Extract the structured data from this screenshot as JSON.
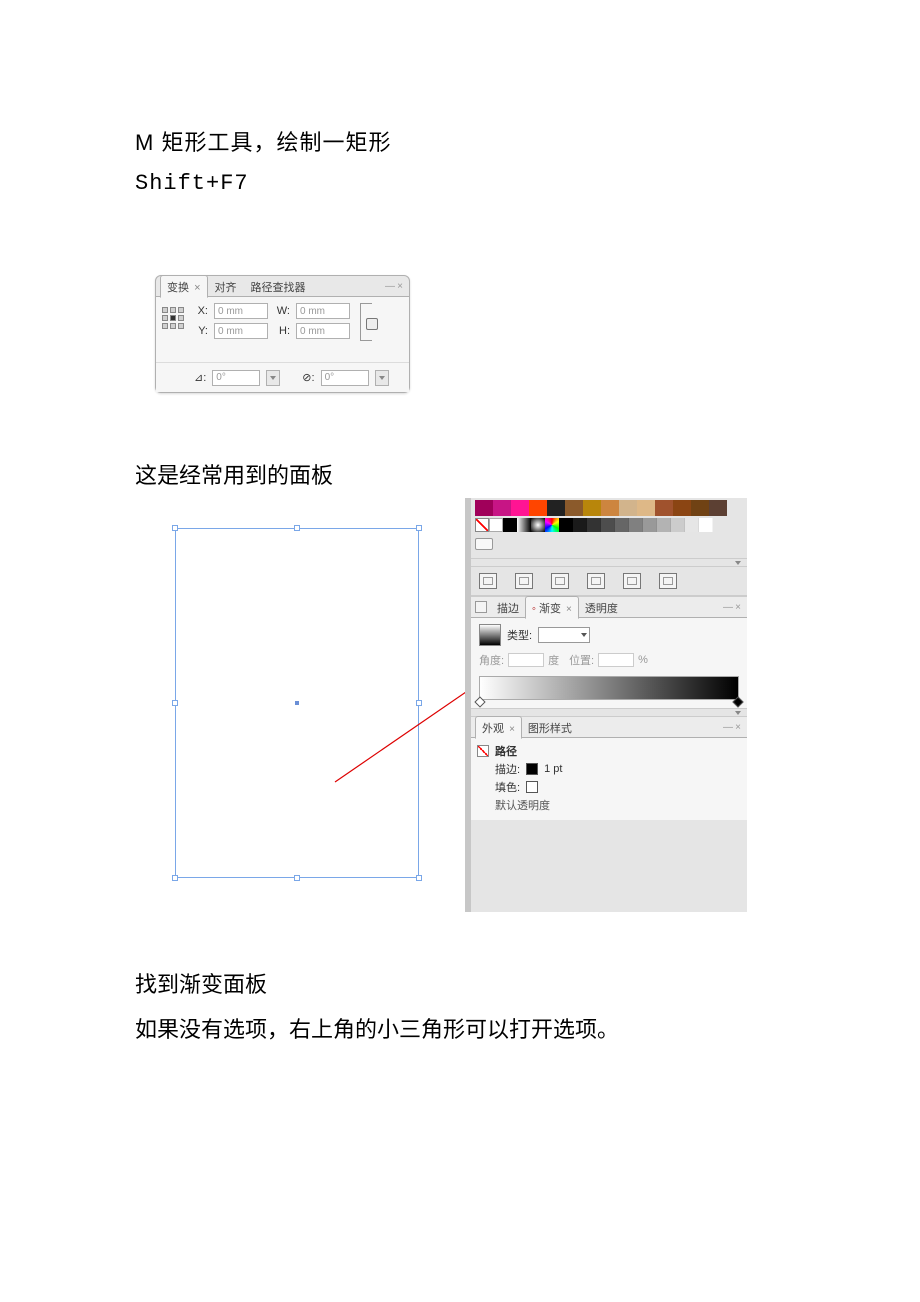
{
  "doc": {
    "line1": "M 矩形工具，绘制一矩形",
    "line2": "Shift+F7",
    "caption2": "这是经常用到的面板",
    "bottom1": "找到渐变面板",
    "bottom2": "如果没有选项，右上角的小三角形可以打开选项。"
  },
  "transform_panel": {
    "tabs": {
      "transform": "变换",
      "align": "对齐",
      "pathfinder": "路径查找器"
    },
    "labels": {
      "X": "X:",
      "Y": "Y:",
      "W": "W:",
      "H": "H:",
      "rotate": "⊿:",
      "shear": "⊘:"
    },
    "values": {
      "X": "0 mm",
      "Y": "0 mm",
      "W": "0 mm",
      "H": "0 mm",
      "rotate": "0°",
      "shear": "0°"
    }
  },
  "swatches": {
    "row1_colors": [
      "#a0005a",
      "#c71585",
      "#ff1493",
      "#ff4500",
      "#222222",
      "#8b5a2b",
      "#b8860b",
      "#cd853f",
      "#d2b48c",
      "#deb887",
      "#a0522d",
      "#8b4513",
      "#704214",
      "#5c4033"
    ],
    "greys": [
      "#000",
      "#1a1a1a",
      "#333",
      "#4d4d4d",
      "#666",
      "#808080",
      "#999",
      "#b3b3b3",
      "#ccc",
      "#e6e6e6",
      "#fff"
    ]
  },
  "gradient_panel": {
    "tabs": {
      "stroke": "描边",
      "gradient": "渐变",
      "transparency": "透明度"
    },
    "type_label": "类型:",
    "angle_label": "角度:",
    "deg_label": "度",
    "location_label": "位置:",
    "pct": "%"
  },
  "appearance_panel": {
    "tabs": {
      "appearance": "外观",
      "graphic_styles": "图形样式"
    },
    "path": "路径",
    "stroke_label": "描边:",
    "stroke_value": "1 pt",
    "fill_label": "填色:",
    "default_label": "默认透明度"
  }
}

Given exercise: Print each line of the material above exactly, with the pictures removed from your copy.

Output below:
Extract the structured data from this screenshot as JSON.
{
  "doc": {
    "line1": "M 矩形工具，绘制一矩形",
    "line2": "Shift+F7",
    "caption2": "这是经常用到的面板",
    "bottom1": "找到渐变面板",
    "bottom2": "如果没有选项，右上角的小三角形可以打开选项。"
  },
  "transform_panel": {
    "tabs": {
      "transform": "变换",
      "align": "对齐",
      "pathfinder": "路径查找器"
    },
    "labels": {
      "X": "X:",
      "Y": "Y:",
      "W": "W:",
      "H": "H:",
      "rotate": "⊿:",
      "shear": "⊘:"
    },
    "values": {
      "X": "0 mm",
      "Y": "0 mm",
      "W": "0 mm",
      "H": "0 mm",
      "rotate": "0°",
      "shear": "0°"
    }
  },
  "swatches": {
    "row1_colors": [
      "#a0005a",
      "#c71585",
      "#ff1493",
      "#ff4500",
      "#222222",
      "#8b5a2b",
      "#b8860b",
      "#cd853f",
      "#d2b48c",
      "#deb887",
      "#a0522d",
      "#8b4513",
      "#704214",
      "#5c4033"
    ],
    "greys": [
      "#000",
      "#1a1a1a",
      "#333",
      "#4d4d4d",
      "#666",
      "#808080",
      "#999",
      "#b3b3b3",
      "#ccc",
      "#e6e6e6",
      "#fff"
    ]
  },
  "gradient_panel": {
    "tabs": {
      "stroke": "描边",
      "gradient": "渐变",
      "transparency": "透明度"
    },
    "type_label": "类型:",
    "angle_label": "角度:",
    "deg_label": "度",
    "location_label": "位置:",
    "pct": "%"
  },
  "appearance_panel": {
    "tabs": {
      "appearance": "外观",
      "graphic_styles": "图形样式"
    },
    "path": "路径",
    "stroke_label": "描边:",
    "stroke_value": "1 pt",
    "fill_label": "填色:",
    "default_label": "默认透明度"
  }
}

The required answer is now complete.